• Problem statement:
Your task is to gather the lines below that hold the string "this".

• Exercise material:
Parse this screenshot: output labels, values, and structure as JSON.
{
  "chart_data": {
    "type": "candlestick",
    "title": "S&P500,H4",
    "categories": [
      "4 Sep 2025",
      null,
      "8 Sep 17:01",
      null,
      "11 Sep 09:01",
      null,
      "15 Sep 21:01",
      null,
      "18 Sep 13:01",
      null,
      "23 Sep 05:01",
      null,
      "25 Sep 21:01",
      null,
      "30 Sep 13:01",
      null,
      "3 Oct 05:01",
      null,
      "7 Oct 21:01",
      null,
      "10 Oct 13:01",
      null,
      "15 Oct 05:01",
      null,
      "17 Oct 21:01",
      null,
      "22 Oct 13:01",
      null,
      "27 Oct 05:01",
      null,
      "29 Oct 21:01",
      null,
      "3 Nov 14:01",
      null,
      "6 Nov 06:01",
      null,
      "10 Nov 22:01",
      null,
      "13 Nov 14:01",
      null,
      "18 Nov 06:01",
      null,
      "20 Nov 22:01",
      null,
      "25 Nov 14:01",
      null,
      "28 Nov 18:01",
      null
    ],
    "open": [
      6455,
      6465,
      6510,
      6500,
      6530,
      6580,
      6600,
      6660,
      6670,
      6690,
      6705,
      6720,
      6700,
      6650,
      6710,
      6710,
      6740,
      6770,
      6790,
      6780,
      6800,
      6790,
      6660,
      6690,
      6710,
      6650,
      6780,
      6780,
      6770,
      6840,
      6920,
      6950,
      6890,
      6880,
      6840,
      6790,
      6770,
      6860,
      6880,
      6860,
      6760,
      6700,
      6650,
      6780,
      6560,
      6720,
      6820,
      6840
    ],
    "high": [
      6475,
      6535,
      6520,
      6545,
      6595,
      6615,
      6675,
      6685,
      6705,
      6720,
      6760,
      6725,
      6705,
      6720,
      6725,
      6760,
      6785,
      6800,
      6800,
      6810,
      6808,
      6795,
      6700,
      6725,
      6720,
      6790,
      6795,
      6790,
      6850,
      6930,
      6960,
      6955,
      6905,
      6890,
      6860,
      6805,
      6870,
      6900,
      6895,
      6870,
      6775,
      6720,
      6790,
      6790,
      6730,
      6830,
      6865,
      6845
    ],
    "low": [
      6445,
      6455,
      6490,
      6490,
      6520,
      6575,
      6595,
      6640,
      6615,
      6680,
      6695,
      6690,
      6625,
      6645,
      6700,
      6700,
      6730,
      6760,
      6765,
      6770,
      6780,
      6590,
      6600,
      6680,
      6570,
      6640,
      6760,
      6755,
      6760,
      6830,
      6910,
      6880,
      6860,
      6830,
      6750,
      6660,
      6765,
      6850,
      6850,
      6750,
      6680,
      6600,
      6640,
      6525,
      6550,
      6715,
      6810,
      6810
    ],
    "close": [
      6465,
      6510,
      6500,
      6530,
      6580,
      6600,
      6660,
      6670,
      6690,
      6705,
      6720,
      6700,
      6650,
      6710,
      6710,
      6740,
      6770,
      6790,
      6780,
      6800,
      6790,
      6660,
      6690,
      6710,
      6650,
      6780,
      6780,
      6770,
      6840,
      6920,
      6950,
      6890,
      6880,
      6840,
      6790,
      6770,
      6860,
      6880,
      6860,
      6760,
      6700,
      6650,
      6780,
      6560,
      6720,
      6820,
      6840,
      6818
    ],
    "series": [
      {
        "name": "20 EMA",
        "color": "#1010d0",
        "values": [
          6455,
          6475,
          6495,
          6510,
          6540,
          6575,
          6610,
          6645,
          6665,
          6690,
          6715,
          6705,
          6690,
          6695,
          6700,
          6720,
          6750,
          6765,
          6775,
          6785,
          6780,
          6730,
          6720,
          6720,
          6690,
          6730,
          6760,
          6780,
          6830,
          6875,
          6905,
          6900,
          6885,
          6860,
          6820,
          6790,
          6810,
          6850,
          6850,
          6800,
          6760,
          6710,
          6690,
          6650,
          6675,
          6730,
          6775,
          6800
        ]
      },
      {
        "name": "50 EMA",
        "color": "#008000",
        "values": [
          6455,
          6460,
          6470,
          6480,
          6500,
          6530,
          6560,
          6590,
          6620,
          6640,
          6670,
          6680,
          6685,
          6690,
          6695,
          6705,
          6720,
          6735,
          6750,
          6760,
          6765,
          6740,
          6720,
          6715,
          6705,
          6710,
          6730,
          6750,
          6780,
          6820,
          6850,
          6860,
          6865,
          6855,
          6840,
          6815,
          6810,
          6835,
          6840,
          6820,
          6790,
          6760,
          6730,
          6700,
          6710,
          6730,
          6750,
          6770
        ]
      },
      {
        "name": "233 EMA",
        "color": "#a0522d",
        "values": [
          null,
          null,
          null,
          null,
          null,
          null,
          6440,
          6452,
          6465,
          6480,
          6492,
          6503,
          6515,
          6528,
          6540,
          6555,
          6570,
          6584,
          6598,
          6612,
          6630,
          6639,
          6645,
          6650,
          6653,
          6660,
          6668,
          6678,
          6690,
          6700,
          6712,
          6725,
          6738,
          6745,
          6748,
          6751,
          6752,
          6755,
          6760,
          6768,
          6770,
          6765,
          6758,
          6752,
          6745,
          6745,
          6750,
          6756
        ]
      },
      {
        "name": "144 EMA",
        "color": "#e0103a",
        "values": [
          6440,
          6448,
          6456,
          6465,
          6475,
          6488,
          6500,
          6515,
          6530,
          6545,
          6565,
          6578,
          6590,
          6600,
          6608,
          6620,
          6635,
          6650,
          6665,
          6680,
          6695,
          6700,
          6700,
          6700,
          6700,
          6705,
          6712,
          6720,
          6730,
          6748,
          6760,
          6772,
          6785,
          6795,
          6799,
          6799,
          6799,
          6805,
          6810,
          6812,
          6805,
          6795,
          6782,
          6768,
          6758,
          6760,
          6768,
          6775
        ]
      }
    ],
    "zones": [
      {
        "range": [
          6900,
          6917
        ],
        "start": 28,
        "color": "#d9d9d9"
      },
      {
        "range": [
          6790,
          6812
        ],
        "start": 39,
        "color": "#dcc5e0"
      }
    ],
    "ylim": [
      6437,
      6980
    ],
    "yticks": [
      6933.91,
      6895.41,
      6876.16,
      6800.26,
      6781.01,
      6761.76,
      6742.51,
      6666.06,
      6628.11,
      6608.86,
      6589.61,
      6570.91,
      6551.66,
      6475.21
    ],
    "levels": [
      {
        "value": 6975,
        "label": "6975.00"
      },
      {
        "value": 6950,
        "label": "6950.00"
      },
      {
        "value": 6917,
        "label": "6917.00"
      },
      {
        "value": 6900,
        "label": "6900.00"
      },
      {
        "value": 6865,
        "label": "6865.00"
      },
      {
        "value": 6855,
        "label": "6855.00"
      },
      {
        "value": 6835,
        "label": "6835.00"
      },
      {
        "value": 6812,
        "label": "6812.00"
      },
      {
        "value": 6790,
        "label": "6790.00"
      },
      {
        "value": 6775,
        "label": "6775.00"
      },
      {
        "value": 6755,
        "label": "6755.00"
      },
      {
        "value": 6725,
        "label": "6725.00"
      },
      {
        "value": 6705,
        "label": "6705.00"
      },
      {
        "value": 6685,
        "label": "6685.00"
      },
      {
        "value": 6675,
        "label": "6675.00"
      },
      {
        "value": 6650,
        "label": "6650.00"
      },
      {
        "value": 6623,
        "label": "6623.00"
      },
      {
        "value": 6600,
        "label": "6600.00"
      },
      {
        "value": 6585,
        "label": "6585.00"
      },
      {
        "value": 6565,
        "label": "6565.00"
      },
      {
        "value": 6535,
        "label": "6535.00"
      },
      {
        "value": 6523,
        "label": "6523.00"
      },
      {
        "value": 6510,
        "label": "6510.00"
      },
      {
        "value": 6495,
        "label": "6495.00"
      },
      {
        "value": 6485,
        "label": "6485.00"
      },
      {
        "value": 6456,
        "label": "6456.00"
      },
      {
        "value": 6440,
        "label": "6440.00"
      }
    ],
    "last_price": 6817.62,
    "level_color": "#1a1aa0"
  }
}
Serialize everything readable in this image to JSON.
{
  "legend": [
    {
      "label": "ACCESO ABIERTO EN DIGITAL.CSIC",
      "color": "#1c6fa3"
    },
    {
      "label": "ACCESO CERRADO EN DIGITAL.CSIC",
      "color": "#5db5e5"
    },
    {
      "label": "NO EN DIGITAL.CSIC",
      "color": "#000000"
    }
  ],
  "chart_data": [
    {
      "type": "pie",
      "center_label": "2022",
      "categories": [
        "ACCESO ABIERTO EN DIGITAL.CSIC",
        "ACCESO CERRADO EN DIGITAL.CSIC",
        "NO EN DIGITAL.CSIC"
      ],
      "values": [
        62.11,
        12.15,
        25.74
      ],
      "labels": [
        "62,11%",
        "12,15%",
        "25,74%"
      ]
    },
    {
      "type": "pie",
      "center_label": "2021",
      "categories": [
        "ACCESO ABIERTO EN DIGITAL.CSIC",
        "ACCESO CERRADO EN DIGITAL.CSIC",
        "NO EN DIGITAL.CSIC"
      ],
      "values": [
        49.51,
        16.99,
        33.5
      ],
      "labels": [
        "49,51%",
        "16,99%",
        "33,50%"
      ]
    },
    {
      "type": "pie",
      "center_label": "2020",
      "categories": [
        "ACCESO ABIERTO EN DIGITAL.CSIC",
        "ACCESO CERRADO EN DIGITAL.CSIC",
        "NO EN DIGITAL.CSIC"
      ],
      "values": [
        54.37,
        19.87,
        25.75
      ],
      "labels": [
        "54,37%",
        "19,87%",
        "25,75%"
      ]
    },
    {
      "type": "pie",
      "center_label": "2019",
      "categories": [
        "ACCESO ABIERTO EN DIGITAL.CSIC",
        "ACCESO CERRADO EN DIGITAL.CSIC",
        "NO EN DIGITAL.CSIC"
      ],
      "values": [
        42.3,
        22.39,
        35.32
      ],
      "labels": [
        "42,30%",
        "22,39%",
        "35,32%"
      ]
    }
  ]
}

• Written reply:
Parse this screenshot: output labels, values, and structure as JSON.
Serialize everything readable in this image to JSON.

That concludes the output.